_GIVEN TASK_
Exclude the pictures and retype the entries as written.

[DATA FOR PROCESSING start]

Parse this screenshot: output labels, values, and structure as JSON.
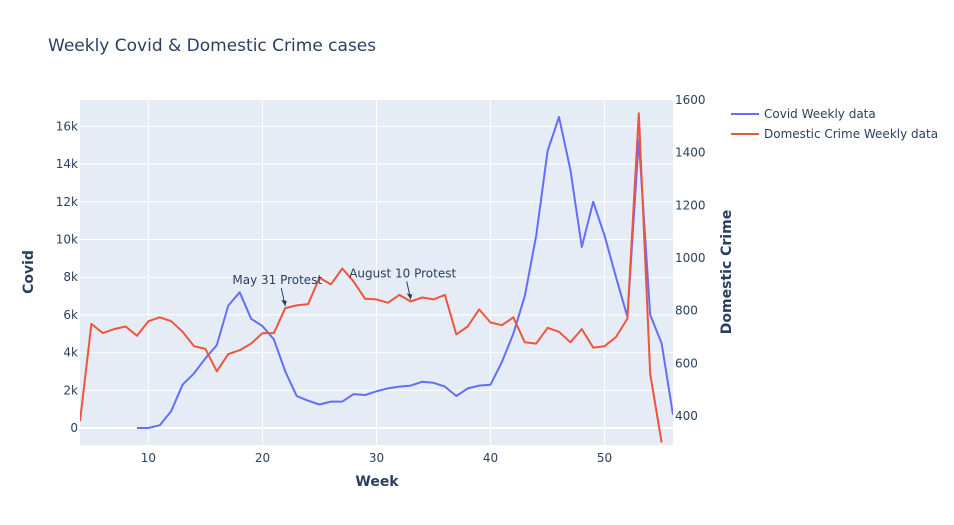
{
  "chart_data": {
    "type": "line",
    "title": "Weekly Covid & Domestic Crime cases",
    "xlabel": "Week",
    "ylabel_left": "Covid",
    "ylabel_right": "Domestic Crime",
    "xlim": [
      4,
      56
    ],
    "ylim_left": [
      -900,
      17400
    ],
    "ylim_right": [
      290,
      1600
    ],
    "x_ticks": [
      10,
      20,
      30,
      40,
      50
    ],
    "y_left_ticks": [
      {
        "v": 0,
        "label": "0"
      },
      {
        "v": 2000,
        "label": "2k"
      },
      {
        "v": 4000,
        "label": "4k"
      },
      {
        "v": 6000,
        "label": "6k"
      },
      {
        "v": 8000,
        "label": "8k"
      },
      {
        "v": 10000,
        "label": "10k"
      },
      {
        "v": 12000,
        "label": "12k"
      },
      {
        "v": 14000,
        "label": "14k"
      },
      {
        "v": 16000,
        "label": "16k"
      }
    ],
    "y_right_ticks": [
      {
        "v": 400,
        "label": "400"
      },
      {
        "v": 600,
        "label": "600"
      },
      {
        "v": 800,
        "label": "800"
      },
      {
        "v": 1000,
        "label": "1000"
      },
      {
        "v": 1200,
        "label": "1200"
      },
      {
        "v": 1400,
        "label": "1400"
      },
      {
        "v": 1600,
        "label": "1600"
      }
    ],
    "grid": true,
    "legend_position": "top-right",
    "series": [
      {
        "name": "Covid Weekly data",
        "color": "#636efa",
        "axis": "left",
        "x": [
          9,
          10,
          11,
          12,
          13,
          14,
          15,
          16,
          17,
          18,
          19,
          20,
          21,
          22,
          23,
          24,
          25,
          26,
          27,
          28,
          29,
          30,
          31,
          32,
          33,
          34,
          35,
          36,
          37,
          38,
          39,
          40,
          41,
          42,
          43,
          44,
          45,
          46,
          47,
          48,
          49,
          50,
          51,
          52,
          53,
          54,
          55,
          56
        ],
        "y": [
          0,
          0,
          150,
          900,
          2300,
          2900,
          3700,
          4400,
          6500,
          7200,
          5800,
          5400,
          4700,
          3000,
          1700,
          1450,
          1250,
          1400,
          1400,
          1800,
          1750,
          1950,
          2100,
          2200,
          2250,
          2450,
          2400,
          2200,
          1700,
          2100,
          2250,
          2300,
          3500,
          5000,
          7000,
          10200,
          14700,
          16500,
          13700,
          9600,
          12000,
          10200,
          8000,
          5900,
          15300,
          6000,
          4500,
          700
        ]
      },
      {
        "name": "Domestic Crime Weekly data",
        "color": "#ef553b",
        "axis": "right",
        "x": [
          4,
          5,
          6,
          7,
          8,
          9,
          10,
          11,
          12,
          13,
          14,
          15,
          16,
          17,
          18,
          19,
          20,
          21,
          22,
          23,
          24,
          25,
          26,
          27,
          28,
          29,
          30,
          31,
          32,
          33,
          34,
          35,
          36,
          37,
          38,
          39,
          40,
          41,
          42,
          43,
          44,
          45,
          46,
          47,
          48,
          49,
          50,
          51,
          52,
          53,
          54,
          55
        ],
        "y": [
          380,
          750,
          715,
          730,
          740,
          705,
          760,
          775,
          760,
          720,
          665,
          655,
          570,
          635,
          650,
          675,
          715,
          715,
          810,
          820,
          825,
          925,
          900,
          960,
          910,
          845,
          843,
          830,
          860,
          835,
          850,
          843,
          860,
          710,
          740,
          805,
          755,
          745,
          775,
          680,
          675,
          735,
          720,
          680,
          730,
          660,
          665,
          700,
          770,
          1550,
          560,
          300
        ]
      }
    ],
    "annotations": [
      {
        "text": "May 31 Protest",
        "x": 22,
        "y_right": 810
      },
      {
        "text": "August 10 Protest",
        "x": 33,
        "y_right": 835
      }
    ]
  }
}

[DATA FOR PROCESSING end]

_THE REPLY_
Parse this screenshot: output labels, values, and structure as JSON.
{
  "chart_data": {
    "type": "line",
    "title": "Weekly Covid & Domestic Crime cases",
    "xlabel": "Week",
    "ylabel_left": "Covid",
    "ylabel_right": "Domestic Crime",
    "xlim": [
      4,
      56
    ],
    "ylim_left": [
      -900,
      17400
    ],
    "ylim_right": [
      290,
      1600
    ],
    "x_ticks": [
      10,
      20,
      30,
      40,
      50
    ],
    "y_left_ticks": [
      {
        "v": 0,
        "label": "0"
      },
      {
        "v": 2000,
        "label": "2k"
      },
      {
        "v": 4000,
        "label": "4k"
      },
      {
        "v": 6000,
        "label": "6k"
      },
      {
        "v": 8000,
        "label": "8k"
      },
      {
        "v": 10000,
        "label": "10k"
      },
      {
        "v": 12000,
        "label": "12k"
      },
      {
        "v": 14000,
        "label": "14k"
      },
      {
        "v": 16000,
        "label": "16k"
      }
    ],
    "y_right_ticks": [
      {
        "v": 400,
        "label": "400"
      },
      {
        "v": 600,
        "label": "600"
      },
      {
        "v": 800,
        "label": "800"
      },
      {
        "v": 1000,
        "label": "1000"
      },
      {
        "v": 1200,
        "label": "1200"
      },
      {
        "v": 1400,
        "label": "1400"
      },
      {
        "v": 1600,
        "label": "1600"
      }
    ],
    "grid": true,
    "legend_position": "top-right",
    "series": [
      {
        "name": "Covid Weekly data",
        "color": "#636efa",
        "axis": "left",
        "x": [
          9,
          10,
          11,
          12,
          13,
          14,
          15,
          16,
          17,
          18,
          19,
          20,
          21,
          22,
          23,
          24,
          25,
          26,
          27,
          28,
          29,
          30,
          31,
          32,
          33,
          34,
          35,
          36,
          37,
          38,
          39,
          40,
          41,
          42,
          43,
          44,
          45,
          46,
          47,
          48,
          49,
          50,
          51,
          52,
          53,
          54,
          55,
          56
        ],
        "y": [
          0,
          0,
          150,
          900,
          2300,
          2900,
          3700,
          4400,
          6500,
          7200,
          5800,
          5400,
          4700,
          3000,
          1700,
          1450,
          1250,
          1400,
          1400,
          1800,
          1750,
          1950,
          2100,
          2200,
          2250,
          2450,
          2400,
          2200,
          1700,
          2100,
          2250,
          2300,
          3500,
          5000,
          7000,
          10200,
          14700,
          16500,
          13700,
          9600,
          12000,
          10200,
          8000,
          5900,
          15300,
          6000,
          4500,
          700
        ]
      },
      {
        "name": "Domestic Crime Weekly data",
        "color": "#ef553b",
        "axis": "right",
        "x": [
          4,
          5,
          6,
          7,
          8,
          9,
          10,
          11,
          12,
          13,
          14,
          15,
          16,
          17,
          18,
          19,
          20,
          21,
          22,
          23,
          24,
          25,
          26,
          27,
          28,
          29,
          30,
          31,
          32,
          33,
          34,
          35,
          36,
          37,
          38,
          39,
          40,
          41,
          42,
          43,
          44,
          45,
          46,
          47,
          48,
          49,
          50,
          51,
          52,
          53,
          54,
          55
        ],
        "y": [
          380,
          750,
          715,
          730,
          740,
          705,
          760,
          775,
          760,
          720,
          665,
          655,
          570,
          635,
          650,
          675,
          715,
          715,
          810,
          820,
          825,
          925,
          900,
          960,
          910,
          845,
          843,
          830,
          860,
          835,
          850,
          843,
          860,
          710,
          740,
          805,
          755,
          745,
          775,
          680,
          675,
          735,
          720,
          680,
          730,
          660,
          665,
          700,
          770,
          1550,
          560,
          300
        ]
      }
    ],
    "annotations": [
      {
        "text": "May 31 Protest",
        "x": 22,
        "y_right": 810
      },
      {
        "text": "August 10 Protest",
        "x": 33,
        "y_right": 835
      }
    ]
  }
}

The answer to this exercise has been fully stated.